◆ ENTRIES SUPPLIED:

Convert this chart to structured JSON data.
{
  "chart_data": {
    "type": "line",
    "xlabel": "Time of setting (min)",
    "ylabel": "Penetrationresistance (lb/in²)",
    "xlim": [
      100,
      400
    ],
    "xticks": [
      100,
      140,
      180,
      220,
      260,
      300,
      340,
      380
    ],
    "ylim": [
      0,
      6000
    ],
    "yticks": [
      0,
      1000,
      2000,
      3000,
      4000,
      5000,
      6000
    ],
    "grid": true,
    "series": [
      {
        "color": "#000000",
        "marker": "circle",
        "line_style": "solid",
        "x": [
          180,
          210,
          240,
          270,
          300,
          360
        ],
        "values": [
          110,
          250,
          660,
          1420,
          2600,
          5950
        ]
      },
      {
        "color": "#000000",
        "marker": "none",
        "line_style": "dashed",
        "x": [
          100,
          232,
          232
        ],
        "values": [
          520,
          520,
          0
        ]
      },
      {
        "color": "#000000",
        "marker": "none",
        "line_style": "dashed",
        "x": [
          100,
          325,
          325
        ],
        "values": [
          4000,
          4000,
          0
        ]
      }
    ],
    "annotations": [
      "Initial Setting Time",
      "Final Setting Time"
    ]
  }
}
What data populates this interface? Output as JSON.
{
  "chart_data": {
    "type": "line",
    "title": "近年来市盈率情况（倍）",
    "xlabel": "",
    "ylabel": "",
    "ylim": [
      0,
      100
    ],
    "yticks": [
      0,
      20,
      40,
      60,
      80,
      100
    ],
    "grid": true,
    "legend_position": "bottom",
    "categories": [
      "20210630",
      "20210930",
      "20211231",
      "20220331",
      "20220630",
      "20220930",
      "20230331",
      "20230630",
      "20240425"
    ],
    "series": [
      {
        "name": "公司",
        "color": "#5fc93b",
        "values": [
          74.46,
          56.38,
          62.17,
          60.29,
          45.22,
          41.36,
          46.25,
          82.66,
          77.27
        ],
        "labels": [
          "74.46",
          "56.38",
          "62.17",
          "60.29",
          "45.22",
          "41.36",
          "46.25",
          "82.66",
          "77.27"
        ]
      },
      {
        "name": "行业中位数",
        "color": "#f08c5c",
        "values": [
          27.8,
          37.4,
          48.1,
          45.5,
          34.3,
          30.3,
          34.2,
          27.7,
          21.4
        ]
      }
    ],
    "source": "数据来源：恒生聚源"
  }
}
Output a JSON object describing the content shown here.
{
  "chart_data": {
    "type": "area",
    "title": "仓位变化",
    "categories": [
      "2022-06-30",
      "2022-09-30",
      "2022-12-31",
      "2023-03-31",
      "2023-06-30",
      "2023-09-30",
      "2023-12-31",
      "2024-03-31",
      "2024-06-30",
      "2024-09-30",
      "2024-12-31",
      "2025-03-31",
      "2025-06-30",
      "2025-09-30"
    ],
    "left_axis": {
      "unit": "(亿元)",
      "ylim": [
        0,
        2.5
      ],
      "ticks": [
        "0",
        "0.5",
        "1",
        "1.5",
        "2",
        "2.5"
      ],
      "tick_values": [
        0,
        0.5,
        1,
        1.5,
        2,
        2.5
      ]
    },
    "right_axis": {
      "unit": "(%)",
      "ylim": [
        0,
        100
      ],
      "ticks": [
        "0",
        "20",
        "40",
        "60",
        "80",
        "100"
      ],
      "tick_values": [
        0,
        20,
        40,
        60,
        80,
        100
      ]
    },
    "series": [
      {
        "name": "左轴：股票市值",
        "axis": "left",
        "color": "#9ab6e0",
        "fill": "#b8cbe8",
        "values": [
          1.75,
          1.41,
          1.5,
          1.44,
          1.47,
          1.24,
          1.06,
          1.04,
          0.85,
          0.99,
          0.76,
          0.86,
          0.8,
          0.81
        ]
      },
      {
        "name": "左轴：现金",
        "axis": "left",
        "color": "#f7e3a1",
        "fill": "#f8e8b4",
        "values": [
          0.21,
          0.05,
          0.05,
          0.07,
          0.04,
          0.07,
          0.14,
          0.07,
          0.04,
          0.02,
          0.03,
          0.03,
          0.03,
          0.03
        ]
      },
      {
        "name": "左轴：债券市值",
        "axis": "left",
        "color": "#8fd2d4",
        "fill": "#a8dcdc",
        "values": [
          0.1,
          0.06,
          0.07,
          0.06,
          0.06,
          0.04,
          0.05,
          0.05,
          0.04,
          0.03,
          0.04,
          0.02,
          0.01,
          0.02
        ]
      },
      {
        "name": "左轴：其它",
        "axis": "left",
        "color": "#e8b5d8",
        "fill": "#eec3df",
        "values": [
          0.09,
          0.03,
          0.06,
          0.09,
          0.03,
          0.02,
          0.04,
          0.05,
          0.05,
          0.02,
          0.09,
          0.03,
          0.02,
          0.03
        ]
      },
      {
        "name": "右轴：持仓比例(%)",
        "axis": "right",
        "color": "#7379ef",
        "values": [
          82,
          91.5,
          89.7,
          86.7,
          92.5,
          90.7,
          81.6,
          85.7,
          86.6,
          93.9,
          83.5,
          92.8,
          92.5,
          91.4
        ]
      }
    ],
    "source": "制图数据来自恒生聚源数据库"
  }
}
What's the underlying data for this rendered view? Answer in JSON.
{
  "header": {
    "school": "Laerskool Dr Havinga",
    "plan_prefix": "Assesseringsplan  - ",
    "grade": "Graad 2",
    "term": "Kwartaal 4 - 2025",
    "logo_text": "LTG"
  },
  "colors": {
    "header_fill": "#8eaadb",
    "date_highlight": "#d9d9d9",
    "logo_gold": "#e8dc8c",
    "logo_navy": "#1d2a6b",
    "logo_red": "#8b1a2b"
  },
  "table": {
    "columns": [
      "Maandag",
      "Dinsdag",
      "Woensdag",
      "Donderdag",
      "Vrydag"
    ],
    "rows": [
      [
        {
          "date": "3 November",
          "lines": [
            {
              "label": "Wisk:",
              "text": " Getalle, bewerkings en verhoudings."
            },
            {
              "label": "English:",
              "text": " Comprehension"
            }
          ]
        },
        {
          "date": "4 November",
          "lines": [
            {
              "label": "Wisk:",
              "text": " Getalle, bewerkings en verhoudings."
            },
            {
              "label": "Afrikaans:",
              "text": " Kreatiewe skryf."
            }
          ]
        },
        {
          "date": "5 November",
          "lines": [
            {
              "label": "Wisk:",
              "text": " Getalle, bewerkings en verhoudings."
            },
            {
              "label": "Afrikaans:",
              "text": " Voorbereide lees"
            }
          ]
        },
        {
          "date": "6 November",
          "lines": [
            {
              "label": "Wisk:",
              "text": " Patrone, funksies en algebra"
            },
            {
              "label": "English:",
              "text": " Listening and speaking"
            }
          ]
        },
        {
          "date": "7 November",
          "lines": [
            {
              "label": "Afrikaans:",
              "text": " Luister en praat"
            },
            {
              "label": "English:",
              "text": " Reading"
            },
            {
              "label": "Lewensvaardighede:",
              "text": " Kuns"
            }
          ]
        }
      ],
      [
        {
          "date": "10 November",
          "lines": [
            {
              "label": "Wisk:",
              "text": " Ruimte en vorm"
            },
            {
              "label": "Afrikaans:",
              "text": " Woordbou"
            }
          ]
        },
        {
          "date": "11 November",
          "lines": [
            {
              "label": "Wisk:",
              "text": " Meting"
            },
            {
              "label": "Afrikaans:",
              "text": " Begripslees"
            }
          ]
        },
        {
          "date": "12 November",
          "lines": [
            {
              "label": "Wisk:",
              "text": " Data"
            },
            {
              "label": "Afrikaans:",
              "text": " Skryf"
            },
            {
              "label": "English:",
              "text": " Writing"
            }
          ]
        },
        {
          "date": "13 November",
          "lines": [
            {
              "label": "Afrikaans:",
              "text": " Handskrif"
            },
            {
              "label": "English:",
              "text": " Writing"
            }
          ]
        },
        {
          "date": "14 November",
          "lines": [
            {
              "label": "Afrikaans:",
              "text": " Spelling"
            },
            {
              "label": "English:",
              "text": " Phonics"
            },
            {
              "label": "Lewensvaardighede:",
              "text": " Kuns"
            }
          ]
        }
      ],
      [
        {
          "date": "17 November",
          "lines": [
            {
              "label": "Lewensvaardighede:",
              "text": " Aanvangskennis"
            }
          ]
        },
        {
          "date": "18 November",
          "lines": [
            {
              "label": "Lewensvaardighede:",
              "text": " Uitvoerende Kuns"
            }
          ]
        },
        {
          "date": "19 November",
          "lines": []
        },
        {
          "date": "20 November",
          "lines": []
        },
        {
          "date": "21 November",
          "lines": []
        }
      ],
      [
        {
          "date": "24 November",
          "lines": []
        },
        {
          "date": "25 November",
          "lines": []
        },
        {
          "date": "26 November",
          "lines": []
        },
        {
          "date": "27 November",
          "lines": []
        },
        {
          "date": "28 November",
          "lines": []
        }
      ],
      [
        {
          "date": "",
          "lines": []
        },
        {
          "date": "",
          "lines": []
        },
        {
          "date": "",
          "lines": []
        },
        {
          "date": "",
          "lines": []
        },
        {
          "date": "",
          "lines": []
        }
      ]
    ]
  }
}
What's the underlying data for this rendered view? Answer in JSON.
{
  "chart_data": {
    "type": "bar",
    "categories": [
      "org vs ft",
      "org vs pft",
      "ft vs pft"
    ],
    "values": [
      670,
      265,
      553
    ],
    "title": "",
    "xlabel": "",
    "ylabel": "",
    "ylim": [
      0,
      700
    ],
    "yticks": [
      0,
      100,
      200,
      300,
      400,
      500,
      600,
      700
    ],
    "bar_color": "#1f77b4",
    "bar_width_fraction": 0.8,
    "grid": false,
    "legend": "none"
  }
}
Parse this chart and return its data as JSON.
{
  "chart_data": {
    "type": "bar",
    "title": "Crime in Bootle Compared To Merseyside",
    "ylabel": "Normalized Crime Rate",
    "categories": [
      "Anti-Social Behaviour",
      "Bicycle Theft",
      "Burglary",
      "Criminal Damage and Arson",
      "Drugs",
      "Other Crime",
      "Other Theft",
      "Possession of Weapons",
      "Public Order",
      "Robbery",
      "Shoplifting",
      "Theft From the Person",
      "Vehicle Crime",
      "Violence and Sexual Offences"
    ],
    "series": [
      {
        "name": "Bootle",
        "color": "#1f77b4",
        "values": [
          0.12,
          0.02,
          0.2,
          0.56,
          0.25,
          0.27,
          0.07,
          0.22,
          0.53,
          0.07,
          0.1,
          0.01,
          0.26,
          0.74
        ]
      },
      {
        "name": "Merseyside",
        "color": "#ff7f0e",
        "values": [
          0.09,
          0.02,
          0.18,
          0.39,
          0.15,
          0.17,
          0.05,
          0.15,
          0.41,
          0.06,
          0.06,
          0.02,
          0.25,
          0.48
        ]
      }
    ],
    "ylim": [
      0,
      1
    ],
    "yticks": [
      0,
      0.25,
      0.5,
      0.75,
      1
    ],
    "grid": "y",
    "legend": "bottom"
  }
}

◆ WHAT YOU SHOULD DO: Scan the listing above for the word "name" and show each line where it is found.

◆ RESPONSE TO THE EXERCISE:
        "name": "公司",
        "name": "行业中位数",
        "name": "左轴：股票市值",
        "name": "左轴：现金",
        "name": "左轴：债券市值",
        "name": "左轴：其它",
        "name": "右轴：持仓比例(%)",
        "name": "Bootle",
        "name": "Merseyside",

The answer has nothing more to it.